━━━━━ Material provided

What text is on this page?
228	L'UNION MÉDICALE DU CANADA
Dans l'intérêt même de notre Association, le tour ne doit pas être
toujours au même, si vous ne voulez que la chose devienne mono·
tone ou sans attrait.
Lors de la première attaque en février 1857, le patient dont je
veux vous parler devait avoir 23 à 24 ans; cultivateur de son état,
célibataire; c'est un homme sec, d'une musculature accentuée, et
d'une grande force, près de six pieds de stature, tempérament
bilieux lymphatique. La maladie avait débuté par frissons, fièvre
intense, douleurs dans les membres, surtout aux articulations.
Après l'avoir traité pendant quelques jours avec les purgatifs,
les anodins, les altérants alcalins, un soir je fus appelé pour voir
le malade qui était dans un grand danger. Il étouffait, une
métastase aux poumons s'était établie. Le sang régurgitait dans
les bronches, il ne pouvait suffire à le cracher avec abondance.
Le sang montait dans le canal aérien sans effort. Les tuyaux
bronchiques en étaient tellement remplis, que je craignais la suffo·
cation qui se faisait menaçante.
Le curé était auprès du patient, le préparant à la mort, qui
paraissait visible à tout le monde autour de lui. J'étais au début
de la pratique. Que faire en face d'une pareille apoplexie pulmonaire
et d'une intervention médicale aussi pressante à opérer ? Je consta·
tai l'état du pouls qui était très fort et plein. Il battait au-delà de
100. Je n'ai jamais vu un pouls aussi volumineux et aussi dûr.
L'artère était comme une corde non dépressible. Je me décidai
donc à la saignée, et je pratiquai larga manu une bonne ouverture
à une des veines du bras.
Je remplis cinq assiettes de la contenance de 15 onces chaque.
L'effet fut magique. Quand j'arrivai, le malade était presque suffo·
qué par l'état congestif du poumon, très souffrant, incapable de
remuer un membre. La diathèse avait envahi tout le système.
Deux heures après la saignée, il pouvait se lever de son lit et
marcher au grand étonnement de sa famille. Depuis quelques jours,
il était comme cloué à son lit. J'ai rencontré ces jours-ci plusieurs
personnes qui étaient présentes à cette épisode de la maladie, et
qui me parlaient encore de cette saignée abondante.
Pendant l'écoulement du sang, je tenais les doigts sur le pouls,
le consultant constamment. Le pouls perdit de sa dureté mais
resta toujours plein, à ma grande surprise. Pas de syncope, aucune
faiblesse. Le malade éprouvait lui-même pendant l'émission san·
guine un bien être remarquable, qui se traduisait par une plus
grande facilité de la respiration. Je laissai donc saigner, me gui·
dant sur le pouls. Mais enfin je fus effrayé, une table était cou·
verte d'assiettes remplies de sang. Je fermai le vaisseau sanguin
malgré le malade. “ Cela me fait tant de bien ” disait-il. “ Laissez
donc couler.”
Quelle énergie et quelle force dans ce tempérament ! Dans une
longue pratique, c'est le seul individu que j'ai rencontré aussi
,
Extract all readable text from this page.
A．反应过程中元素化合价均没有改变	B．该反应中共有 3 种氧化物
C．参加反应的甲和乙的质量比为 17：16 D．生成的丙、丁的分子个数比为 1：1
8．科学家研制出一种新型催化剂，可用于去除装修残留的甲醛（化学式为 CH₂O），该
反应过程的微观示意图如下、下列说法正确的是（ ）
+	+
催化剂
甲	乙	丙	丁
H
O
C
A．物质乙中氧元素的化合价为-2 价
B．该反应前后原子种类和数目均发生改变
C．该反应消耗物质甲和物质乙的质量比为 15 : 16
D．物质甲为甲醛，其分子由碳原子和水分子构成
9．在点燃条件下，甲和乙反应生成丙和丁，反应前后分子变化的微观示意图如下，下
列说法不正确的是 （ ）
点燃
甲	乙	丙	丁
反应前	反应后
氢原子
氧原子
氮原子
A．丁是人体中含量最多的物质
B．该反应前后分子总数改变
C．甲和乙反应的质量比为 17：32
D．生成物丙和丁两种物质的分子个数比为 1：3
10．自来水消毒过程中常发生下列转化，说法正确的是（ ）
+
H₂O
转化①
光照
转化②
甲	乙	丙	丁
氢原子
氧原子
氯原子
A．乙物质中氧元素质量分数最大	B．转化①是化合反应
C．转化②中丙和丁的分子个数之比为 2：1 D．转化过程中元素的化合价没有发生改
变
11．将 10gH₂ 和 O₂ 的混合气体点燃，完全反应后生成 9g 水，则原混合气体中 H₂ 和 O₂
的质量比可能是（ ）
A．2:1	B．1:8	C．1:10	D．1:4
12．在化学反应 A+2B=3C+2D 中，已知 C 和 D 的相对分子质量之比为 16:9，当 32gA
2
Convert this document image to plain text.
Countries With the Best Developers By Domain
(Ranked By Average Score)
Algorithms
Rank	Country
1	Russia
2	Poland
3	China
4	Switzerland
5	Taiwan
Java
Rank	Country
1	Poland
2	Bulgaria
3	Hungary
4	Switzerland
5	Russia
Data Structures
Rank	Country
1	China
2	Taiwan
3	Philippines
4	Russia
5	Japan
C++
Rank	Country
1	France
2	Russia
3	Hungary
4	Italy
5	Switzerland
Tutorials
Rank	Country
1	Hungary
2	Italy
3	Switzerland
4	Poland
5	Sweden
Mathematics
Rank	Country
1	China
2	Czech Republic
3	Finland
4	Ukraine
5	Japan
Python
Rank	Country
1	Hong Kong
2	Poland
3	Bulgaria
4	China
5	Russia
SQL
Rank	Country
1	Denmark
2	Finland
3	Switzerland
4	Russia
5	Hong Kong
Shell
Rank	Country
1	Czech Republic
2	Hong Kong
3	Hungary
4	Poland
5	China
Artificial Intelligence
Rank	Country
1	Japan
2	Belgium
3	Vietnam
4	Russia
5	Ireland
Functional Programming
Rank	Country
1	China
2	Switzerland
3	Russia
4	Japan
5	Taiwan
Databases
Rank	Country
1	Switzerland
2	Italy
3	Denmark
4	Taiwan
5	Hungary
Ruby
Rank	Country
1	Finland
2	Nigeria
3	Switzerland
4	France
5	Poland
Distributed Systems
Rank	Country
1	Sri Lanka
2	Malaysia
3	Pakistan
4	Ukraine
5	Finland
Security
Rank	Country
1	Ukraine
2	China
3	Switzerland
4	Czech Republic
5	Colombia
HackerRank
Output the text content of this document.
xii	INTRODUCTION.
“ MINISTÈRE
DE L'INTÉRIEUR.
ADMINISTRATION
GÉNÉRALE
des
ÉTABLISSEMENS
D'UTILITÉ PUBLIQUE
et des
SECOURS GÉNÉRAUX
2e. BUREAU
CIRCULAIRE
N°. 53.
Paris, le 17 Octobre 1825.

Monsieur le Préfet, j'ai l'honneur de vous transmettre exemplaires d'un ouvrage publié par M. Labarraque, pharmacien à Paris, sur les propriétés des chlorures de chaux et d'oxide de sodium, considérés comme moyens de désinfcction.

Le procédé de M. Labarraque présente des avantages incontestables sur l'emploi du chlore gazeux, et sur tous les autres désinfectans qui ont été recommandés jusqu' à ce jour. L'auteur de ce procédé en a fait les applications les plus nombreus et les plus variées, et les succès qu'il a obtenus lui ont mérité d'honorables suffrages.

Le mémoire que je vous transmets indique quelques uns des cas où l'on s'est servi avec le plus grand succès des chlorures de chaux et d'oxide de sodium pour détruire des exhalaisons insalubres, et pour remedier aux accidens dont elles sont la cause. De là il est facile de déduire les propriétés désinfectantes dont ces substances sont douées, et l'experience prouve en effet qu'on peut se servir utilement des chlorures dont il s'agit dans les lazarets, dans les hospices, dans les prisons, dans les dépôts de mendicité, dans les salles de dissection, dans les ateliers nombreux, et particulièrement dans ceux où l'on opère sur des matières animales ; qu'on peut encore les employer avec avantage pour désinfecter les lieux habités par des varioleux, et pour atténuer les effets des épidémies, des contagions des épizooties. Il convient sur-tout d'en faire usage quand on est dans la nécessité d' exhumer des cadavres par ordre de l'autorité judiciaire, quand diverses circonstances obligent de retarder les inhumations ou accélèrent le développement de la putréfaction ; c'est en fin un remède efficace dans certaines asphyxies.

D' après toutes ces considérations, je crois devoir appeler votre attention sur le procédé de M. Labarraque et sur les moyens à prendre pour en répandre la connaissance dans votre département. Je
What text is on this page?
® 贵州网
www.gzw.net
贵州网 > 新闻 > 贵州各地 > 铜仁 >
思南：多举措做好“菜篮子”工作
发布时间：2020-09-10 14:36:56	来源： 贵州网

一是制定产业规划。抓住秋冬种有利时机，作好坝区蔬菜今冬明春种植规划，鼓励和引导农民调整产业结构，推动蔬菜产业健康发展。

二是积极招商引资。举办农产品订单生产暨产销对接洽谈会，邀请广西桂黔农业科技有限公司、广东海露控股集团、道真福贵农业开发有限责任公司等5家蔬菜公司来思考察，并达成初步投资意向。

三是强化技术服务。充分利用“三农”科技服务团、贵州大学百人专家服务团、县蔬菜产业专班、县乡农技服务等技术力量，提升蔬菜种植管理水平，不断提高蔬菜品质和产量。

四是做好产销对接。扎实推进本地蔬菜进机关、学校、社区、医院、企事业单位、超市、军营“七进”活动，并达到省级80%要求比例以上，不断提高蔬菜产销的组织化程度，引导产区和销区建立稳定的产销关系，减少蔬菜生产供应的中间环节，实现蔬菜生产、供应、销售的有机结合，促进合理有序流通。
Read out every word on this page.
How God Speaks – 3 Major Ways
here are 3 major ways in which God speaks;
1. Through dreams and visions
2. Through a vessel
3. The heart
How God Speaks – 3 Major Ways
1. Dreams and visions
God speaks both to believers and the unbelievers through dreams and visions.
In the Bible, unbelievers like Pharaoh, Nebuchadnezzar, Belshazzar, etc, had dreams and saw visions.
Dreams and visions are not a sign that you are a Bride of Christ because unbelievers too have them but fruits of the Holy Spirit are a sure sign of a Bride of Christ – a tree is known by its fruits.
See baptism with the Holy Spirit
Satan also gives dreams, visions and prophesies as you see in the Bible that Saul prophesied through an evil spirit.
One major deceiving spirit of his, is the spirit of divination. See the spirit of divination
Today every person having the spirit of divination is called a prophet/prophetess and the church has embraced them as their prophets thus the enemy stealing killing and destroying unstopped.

━━━━━━━━━━

▶ **Problem statement**
Repeat exactly, and only, the lines from the line containing "Read out every word on this page." through the last line of the records above, both included.

▶ **Exercise response**
Read out every word on this page.
How God Speaks – 3 Major Ways
here are 3 major ways in which God speaks;
1. Through dreams and visions
2. Through a vessel
3. The heart
How God Speaks – 3 Major Ways
1. Dreams and visions
God speaks both to believers and the unbelievers through dreams and visions.
In the Bible, unbelievers like Pharaoh, Nebuchadnezzar, Belshazzar, etc, had dreams and saw visions.
Dreams and visions are not a sign that you are a Bride of Christ because unbelievers too have them but fruits of the Holy Spirit are a sure sign of a Bride of Christ – a tree is known by its fruits.
See baptism with the Holy Spirit
Satan also gives dreams, visions and prophesies as you see in the Bible that Saul prophesied through an evil spirit.
One major deceiving spirit of his, is the spirit of divination. See the spirit of divination
Today every person having the spirit of divination is called a prophet/prophetess and the church has embraced them as their prophets thus the enemy stealing killing and destroying unstopped.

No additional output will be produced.